## Provided records

--- --- ---

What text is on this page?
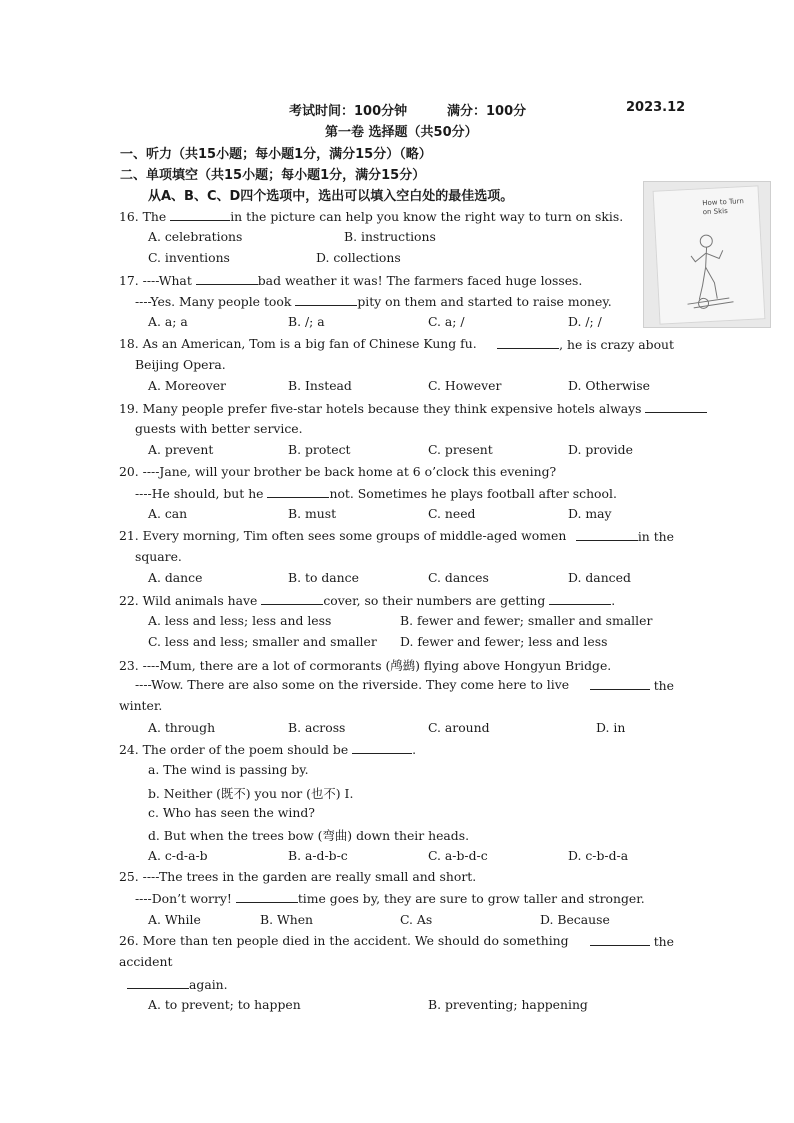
考试时间：100分钟	满分：100分	2023.12
第一卷 选择题（共50分）
一、听力（共15小题；每小题1分，满分15分）（略）
二、单项填空（共15小题；每小题1分，满分15分）
从A、B、C、D四个选项中，选出可以填入空白处的最佳选项。	How to Turn on Skis
16. The	in the picture can help you know the right way to turn on skis.
A. celebrations	B. instructions
C. inventions	D. collections
17. ----What	bad weather it was! The farmers faced huge losses.
----Yes. Many people took	pity on them and started to raise money.
A. a; a	B. /; a	C. a; /	D. /; /
18. As an American, Tom is a big fan of Chinese Kung fu.	, he is crazy about
Beijing Opera.
A. Moreover	B. Instead	C. However	D. Otherwise
19. Many people prefer five-star hotels because they think expensive hotels always
guests with better service.
A. prevent	B. protect	C. present	D. provide
20. ----Jane, will your brother be back home at 6 o’clock this evening?
----He should, but he	not. Sometimes he plays football after school.
A. can	B. must	C. need	D. may
21. Every morning, Tim often sees some groups of middle-aged women	in the
square.
A. dance	B. to dance	C. dances	D. danced
22. Wild animals have	cover, so their numbers are getting	.
A. less and less; less and less	B. fewer and fewer; smaller and smaller
C. less and less; smaller and smaller D. fewer and fewer; less and less
23. ----Mum, there are a lot of cormorants (鸬鹚) flying above Hongyun Bridge.
----Wow. There are also some on the riverside. They come here to live	the
winter.
A. through	B. across	C. around	D. in
24. The order of the poem should be	.
a. The wind is passing by.
b. Neither (既不) you nor (也不) I.
c. Who has seen the wind?
d. But when the trees bow (弯曲) down their heads.
A. c-d-a-b	B. a-d-b-c	C. a-b-d-c	D. c-b-d-a
25. ----The trees in the garden are really small and short.
----Don’t worry!	time goes by, they are sure to grow taller and stronger.
A. While	B. When	C. As	D. Because
26. More than ten people died in the accident. We should do something	the
accident
again.
A. to prevent; to happen	B. preventing; happening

--- --- ---

Return all of the entries word for word, but omit the pictures.

What text is on this page?
考试时间：100分钟	满分：100分	2023.12
第一卷 选择题（共50分）
一、听力（共15小题；每小题1分，满分15分）（略）
二、单项填空（共15小题；每小题1分，满分15分）
从A、B、C、D四个选项中，选出可以填入空白处的最佳选项。	How to Turn on Skis
16. The	in the picture can help you know the right way to turn on skis.
A. celebrations	B. instructions
C. inventions	D. collections
17. ----What	bad weather it was! The farmers faced huge losses.
----Yes. Many people took	pity on them and started to raise money.
A. a; a	B. /; a	C. a; /	D. /; /
18. As an American, Tom is a big fan of Chinese Kung fu.	, he is crazy about
Beijing Opera.
A. Moreover	B. Instead	C. However	D. Otherwise
19. Many people prefer five-star hotels because they think expensive hotels always
guests with better service.
A. prevent	B. protect	C. present	D. provide
20. ----Jane, will your brother be back home at 6 o’clock this evening?
----He should, but he	not. Sometimes he plays football after school.
A. can	B. must	C. need	D. may
21. Every morning, Tim often sees some groups of middle-aged women	in the
square.
A. dance	B. to dance	C. dances	D. danced
22. Wild animals have	cover, so their numbers are getting	.
A. less and less; less and less	B. fewer and fewer; smaller and smaller
C. less and less; smaller and smaller D. fewer and fewer; less and less
23. ----Mum, there are a lot of cormorants (鸬鹚) flying above Hongyun Bridge.
----Wow. There are also some on the riverside. They come here to live	the
winter.
A. through	B. across	C. around	D. in
24. The order of the poem should be	.
a. The wind is passing by.
b. Neither (既不) you nor (也不) I.
c. Who has seen the wind?
d. But when the trees bow (弯曲) down their heads.
A. c-d-a-b	B. a-d-b-c	C. a-b-d-c	D. c-b-d-a
25. ----The trees in the garden are really small and short.
----Don’t worry!	time goes by, they are sure to grow taller and stronger.
A. While	B. When	C. As	D. Because
26. More than ten people died in the accident. We should do something	the
accident
again.
A. to prevent; to happen	B. preventing; happening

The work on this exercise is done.